• [GIVEN PROBLEM]: Output the line containing "Convert this document image to plain text." and each line after it through the end of the data, exactly as written, with pictures left out.

Saved entries
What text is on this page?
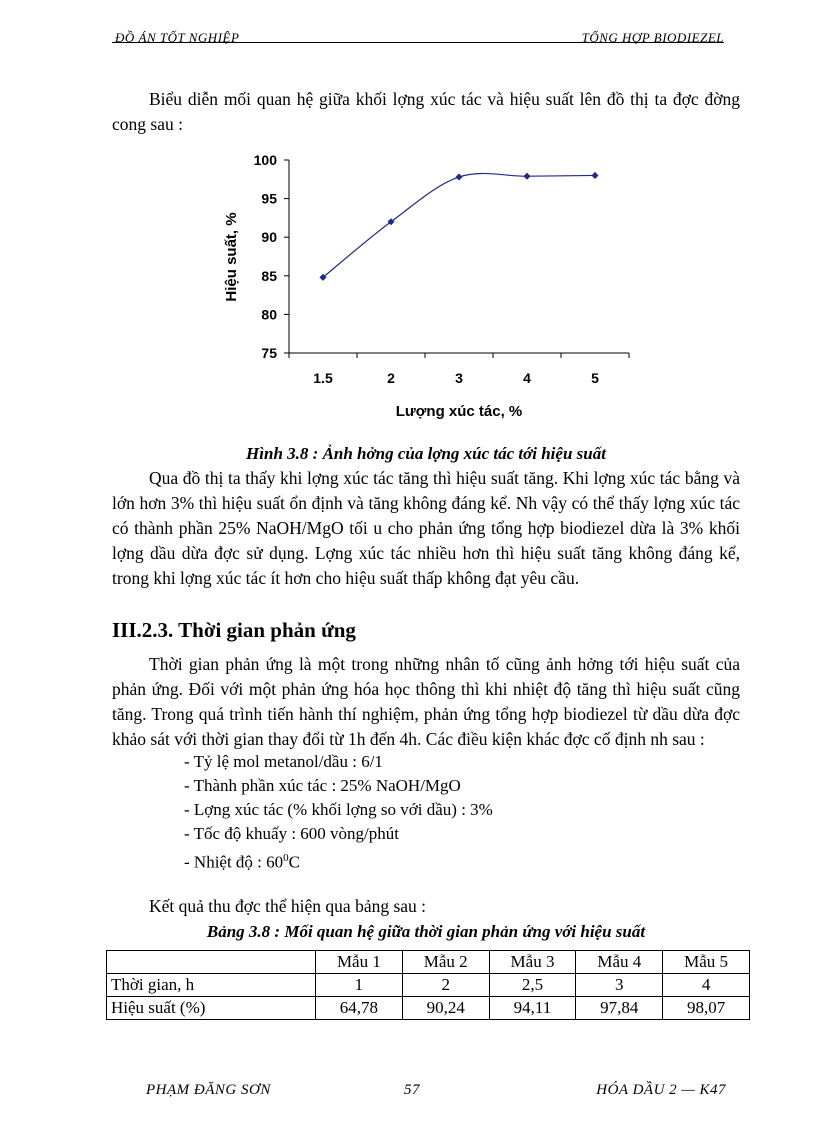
ĐỒ ÁN TỐT NGHIỆP	TỔNG HỢP BIODIEZEL

Biểu diễn mối quan hệ giữa khối lợng xúc tác và hiệu suất lên đồ thị ta đợc đờng cong sau :

75
80
85
90
95
100
1.5	2	3	4	5
Hiệu suất, %
Lượng xúc tác, %
Hình 3.8 : Ảnh hởng của lợng xúc tác tới hiệu suất

Qua đồ thị ta thấy khi lợng xúc tác tăng thì hiệu suất tăng. Khi lợng xúc tác bằng và lớn hơn 3% thì hiệu suất ổn định và tăng không đáng kể. Nh vậy có thể thấy lợng xúc tác có thành phần 25% NaOH/MgO tối u cho phản ứng tổng hợp biodiezel dừa là 3% khối lợng dầu dừa đợc sử dụng. Lợng xúc tác nhiều hơn thì hiệu suất tăng không đáng kể, trong khi lợng xúc tác ít hơn cho hiệu suất thấp không đạt yêu cầu.

III.2.3. Thời gian phản ứng

Thời gian phản ứng là một trong những nhân tố cũng ảnh hởng tới hiệu suất của phản ứng. Đối với một phản ứng hóa học thông thì khi nhiệt độ tăng thì hiệu suất cũng tăng. Trong quá trình tiến hành thí nghiệm, phản ứng tổng hợp biodiezel từ dầu dừa đợc khảo sát với thời gian thay đổi từ 1h đến 4h. Các điều kiện khác đợc cố định nh sau :

- Tỷ lệ mol metanol/dầu : 6/1
- Thành phần xúc tác : 25% NaOH/MgO
- Lợng xúc tác (% khối lợng so với dầu) : 3%
- Tốc độ khuấy : 600 vòng/phút
- Nhiệt độ : $60^0C$

Kết quả thu đợc thể hiện qua bảng sau :

Bảng 3.8 : Mối quan hệ giữa thời gian phản ứng với hiệu suất
	Mẫu 1	Mẫu 2	Mẫu 3	Mẫu 4	Mẫu 5
Thời gian, h	1	2	2,5	3	4
Hiệu suất (%)	64,78	90,24	94,11	97,84	98,07
PHẠM ĐĂNG SƠN	57	HÓA DẦU 2 — K47
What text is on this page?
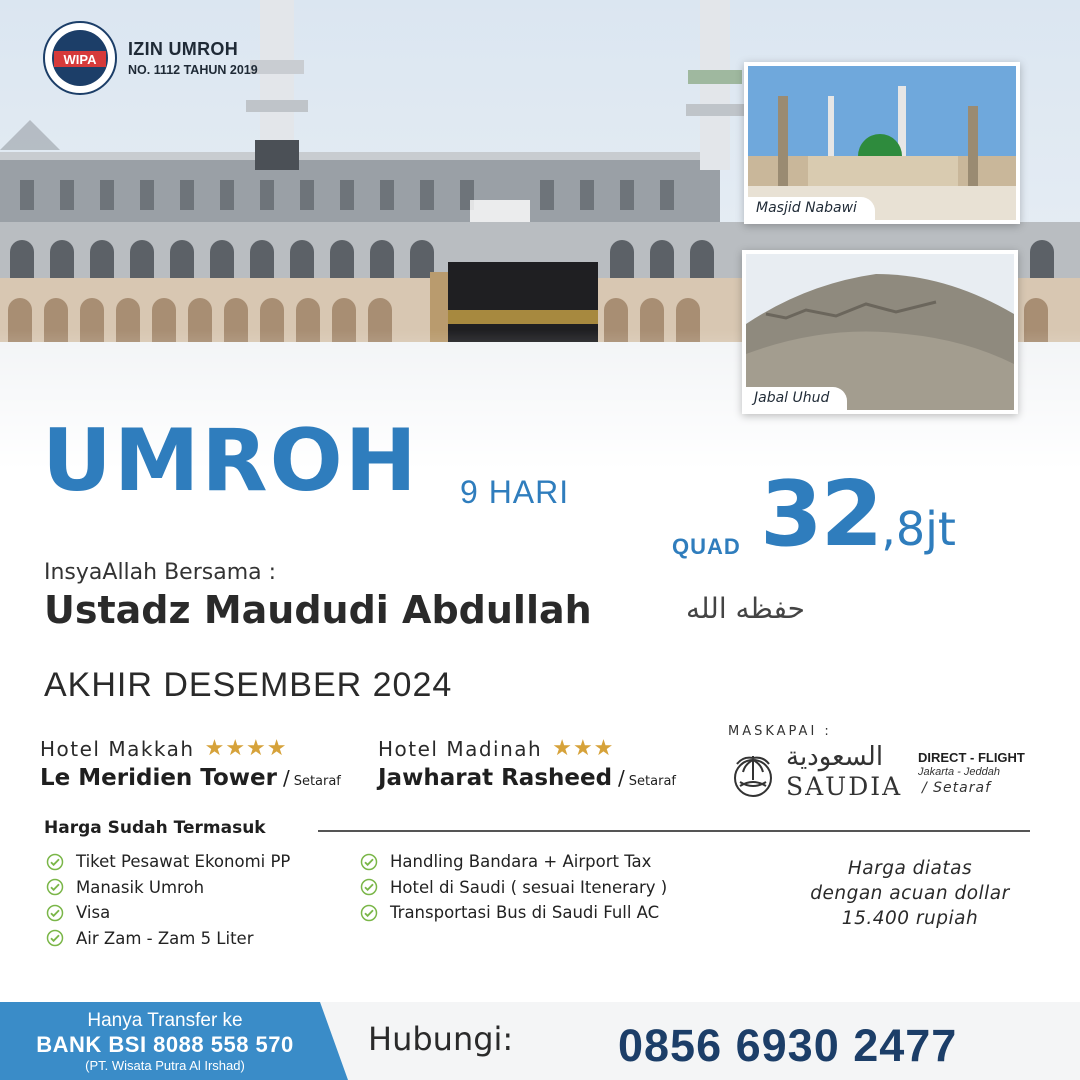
WIPA
IZIN UMROH
NO. 1112 TAHUN 2019
Masjid Nabawi
Jabal Uhud
UMROH 9 HARI
QUAD 32,8jt
InsyaAllah Bersama :
Ustadz Maududi Abdullah	حفظه الله
AKHIR DESEMBER 2024
Hotel Makkah ★★★★
Le Meridien Tower / Setaraf
Hotel Madinah ★★★
Jawharat Rasheed / Setaraf
MASKAPAI :
السعودية
SAUDIA
DIRECT - FLIGHT
Jakarta - Jeddah
/ Setaraf
Harga Sudah Termasuk
Tiket Pesawat Ekonomi PP
Manasik Umroh
Visa
Air Zam - Zam 5 Liter
Handling Bandara + Airport Tax
Hotel di Saudi ( sesuai Itenerary )
Transportasi Bus di Saudi Full AC
Harga diatas
dengan acuan dollar
15.400 rupiah
Hanya Transfer ke
BANK BSI 8088 558 570
(PT. Wisata Putra Al Irshad)
Hubungi: 0856 6930 2477
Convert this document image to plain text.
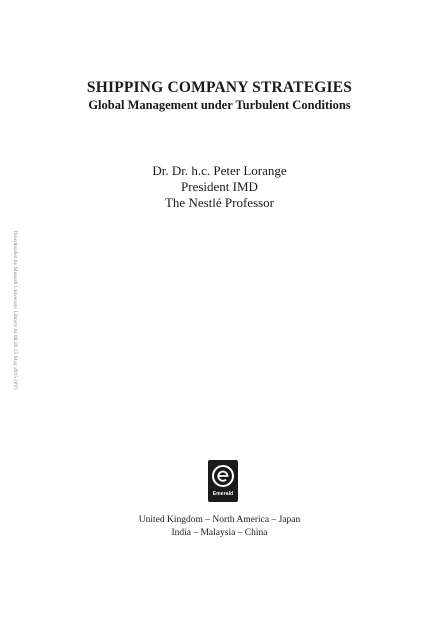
Downloaded by Monash University Library At 08:26 25 May 2015 (PT)

SHIPPING COMPANY STRATEGIES

Global Management under Turbulent Conditions

Dr. Dr. h.c. Peter Lorange
President IMD
The Nestlé Professor
Emerald
United Kingdom – North America – Japan
India – Malaysia – China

• [OUTPUT OF THE EXERCISE]:
Convert this document image to plain text.
Downloaded by Monash University Library At 08:26 25 May 2015 (PT)

SHIPPING COMPANY STRATEGIES

Global Management under Turbulent Conditions

Dr. Dr. h.c. Peter Lorange
President IMD
The Nestlé Professor
Emerald
United Kingdom – North America – Japan
India – Malaysia – China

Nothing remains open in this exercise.